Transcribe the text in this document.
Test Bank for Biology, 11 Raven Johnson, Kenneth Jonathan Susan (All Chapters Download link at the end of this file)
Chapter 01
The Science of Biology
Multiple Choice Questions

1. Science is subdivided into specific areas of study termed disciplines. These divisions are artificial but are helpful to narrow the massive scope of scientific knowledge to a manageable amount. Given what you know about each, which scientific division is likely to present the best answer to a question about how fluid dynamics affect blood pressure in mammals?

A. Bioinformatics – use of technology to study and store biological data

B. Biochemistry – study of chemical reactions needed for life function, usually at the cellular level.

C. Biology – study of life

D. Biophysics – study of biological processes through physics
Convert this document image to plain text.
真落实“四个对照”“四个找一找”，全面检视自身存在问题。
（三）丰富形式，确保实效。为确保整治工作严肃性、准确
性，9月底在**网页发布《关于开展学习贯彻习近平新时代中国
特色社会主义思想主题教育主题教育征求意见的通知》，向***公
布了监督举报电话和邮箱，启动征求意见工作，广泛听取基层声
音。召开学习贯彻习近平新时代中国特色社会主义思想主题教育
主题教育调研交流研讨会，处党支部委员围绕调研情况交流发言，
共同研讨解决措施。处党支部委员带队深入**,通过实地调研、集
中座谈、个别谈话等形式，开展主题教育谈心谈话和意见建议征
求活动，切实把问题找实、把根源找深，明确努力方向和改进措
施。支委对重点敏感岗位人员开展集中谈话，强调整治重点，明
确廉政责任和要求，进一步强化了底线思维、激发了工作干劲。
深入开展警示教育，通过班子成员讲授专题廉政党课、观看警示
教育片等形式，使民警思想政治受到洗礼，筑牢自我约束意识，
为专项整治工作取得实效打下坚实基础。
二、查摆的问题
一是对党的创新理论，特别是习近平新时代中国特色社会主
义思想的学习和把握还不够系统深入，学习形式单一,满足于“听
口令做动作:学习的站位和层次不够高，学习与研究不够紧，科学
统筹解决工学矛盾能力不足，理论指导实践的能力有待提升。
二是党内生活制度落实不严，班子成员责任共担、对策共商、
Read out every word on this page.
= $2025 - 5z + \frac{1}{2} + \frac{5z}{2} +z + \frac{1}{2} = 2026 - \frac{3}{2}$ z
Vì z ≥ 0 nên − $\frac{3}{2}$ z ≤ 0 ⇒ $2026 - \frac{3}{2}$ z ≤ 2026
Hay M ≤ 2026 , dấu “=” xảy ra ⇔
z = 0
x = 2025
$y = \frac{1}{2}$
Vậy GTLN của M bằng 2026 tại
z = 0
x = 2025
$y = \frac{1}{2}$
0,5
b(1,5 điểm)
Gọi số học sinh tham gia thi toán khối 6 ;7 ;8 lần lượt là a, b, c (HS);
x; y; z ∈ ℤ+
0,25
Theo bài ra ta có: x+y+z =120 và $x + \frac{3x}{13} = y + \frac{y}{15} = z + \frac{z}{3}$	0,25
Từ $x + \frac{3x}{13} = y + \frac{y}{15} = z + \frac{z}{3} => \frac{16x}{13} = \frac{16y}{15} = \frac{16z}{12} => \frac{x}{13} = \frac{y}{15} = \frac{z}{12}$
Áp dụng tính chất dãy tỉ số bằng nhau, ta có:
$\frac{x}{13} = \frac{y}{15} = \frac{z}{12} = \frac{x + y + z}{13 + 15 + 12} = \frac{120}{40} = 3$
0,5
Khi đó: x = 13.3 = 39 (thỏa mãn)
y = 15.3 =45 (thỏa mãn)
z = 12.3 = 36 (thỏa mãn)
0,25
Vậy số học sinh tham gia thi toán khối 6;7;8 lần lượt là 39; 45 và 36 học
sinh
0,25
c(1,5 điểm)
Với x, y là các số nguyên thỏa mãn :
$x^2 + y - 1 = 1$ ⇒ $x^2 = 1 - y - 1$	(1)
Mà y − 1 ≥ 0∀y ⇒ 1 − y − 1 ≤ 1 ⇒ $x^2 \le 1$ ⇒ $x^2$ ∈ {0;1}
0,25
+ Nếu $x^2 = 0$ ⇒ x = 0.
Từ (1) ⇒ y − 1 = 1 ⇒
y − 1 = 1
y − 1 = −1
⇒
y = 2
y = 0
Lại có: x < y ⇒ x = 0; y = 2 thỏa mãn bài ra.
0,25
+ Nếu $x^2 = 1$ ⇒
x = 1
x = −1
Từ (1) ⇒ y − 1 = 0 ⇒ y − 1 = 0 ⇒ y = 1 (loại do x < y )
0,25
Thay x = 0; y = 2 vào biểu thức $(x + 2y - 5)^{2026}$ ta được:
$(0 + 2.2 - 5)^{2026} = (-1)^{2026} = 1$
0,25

○ ○ ○

INSTRUCTION —
Extract all the material, leaving every line as it is.

SOLUTION FOR THIS PROBLEM —
Transcribe the text in this document.
Test Bank for Biology, 11 Raven Johnson, Kenneth Jonathan Susan (All Chapters Download link at the end of this file)
Chapter 01
The Science of Biology
Multiple Choice Questions

1. Science is subdivided into specific areas of study termed disciplines. These divisions are artificial but are helpful to narrow the massive scope of scientific knowledge to a manageable amount. Given what you know about each, which scientific division is likely to present the best answer to a question about how fluid dynamics affect blood pressure in mammals?

A. Bioinformatics – use of technology to study and store biological data

B. Biochemistry – study of chemical reactions needed for life function, usually at the cellular level.

C. Biology – study of life

D. Biophysics – study of biological processes through physics
Convert this document image to plain text.
真落实“四个对照”“四个找一找”，全面检视自身存在问题。
（三）丰富形式，确保实效。为确保整治工作严肃性、准确
性，9月底在**网页发布《关于开展学习贯彻习近平新时代中国
特色社会主义思想主题教育主题教育征求意见的通知》，向***公
布了监督举报电话和邮箱，启动征求意见工作，广泛听取基层声
音。召开学习贯彻习近平新时代中国特色社会主义思想主题教育
主题教育调研交流研讨会，处党支部委员围绕调研情况交流发言，
共同研讨解决措施。处党支部委员带队深入**,通过实地调研、集
中座谈、个别谈话等形式，开展主题教育谈心谈话和意见建议征
求活动，切实把问题找实、把根源找深，明确努力方向和改进措
施。支委对重点敏感岗位人员开展集中谈话，强调整治重点，明
确廉政责任和要求，进一步强化了底线思维、激发了工作干劲。
深入开展警示教育，通过班子成员讲授专题廉政党课、观看警示
教育片等形式，使民警思想政治受到洗礼，筑牢自我约束意识，
为专项整治工作取得实效打下坚实基础。
二、查摆的问题
一是对党的创新理论，特别是习近平新时代中国特色社会主
义思想的学习和把握还不够系统深入，学习形式单一,满足于“听
口令做动作:学习的站位和层次不够高，学习与研究不够紧，科学
统筹解决工学矛盾能力不足，理论指导实践的能力有待提升。
二是党内生活制度落实不严，班子成员责任共担、对策共商、
Read out every word on this page.
= $2025 - 5z + \frac{1}{2} + \frac{5z}{2} +z + \frac{1}{2} = 2026 - \frac{3}{2}$ z
Vì z ≥ 0 nên − $\frac{3}{2}$ z ≤ 0 ⇒ $2026 - \frac{3}{2}$ z ≤ 2026
Hay M ≤ 2026 , dấu “=” xảy ra ⇔
z = 0
x = 2025
$y = \frac{1}{2}$
Vậy GTLN của M bằng 2026 tại
z = 0
x = 2025
$y = \frac{1}{2}$
0,5
b(1,5 điểm)
Gọi số học sinh tham gia thi toán khối 6 ;7 ;8 lần lượt là a, b, c (HS);
x; y; z ∈ ℤ+
0,25
Theo bài ra ta có: x+y+z =120 và $x + \frac{3x}{13} = y + \frac{y}{15} = z + \frac{z}{3}$	0,25
Từ $x + \frac{3x}{13} = y + \frac{y}{15} = z + \frac{z}{3} => \frac{16x}{13} = \frac{16y}{15} = \frac{16z}{12} => \frac{x}{13} = \frac{y}{15} = \frac{z}{12}$
Áp dụng tính chất dãy tỉ số bằng nhau, ta có:
$\frac{x}{13} = \frac{y}{15} = \frac{z}{12} = \frac{x + y + z}{13 + 15 + 12} = \frac{120}{40} = 3$
0,5
Khi đó: x = 13.3 = 39 (thỏa mãn)
y = 15.3 =45 (thỏa mãn)
z = 12.3 = 36 (thỏa mãn)
0,25
Vậy số học sinh tham gia thi toán khối 6;7;8 lần lượt là 39; 45 và 36 học
sinh
0,25
c(1,5 điểm)
Với x, y là các số nguyên thỏa mãn :
$x^2 + y - 1 = 1$ ⇒ $x^2 = 1 - y - 1$	(1)
Mà y − 1 ≥ 0∀y ⇒ 1 − y − 1 ≤ 1 ⇒ $x^2 \le 1$ ⇒ $x^2$ ∈ {0;1}
0,25
+ Nếu $x^2 = 0$ ⇒ x = 0.
Từ (1) ⇒ y − 1 = 1 ⇒
y − 1 = 1
y − 1 = −1
⇒
y = 2
y = 0
Lại có: x < y ⇒ x = 0; y = 2 thỏa mãn bài ra.
0,25
+ Nếu $x^2 = 1$ ⇒
x = 1
x = −1
Từ (1) ⇒ y − 1 = 0 ⇒ y − 1 = 0 ⇒ y = 1 (loại do x < y )
0,25
Thay x = 0; y = 2 vào biểu thức $(x + 2y - 5)^{2026}$ ta được:
$(0 + 2.2 - 5)^{2026} = (-1)^{2026} = 1$
0,25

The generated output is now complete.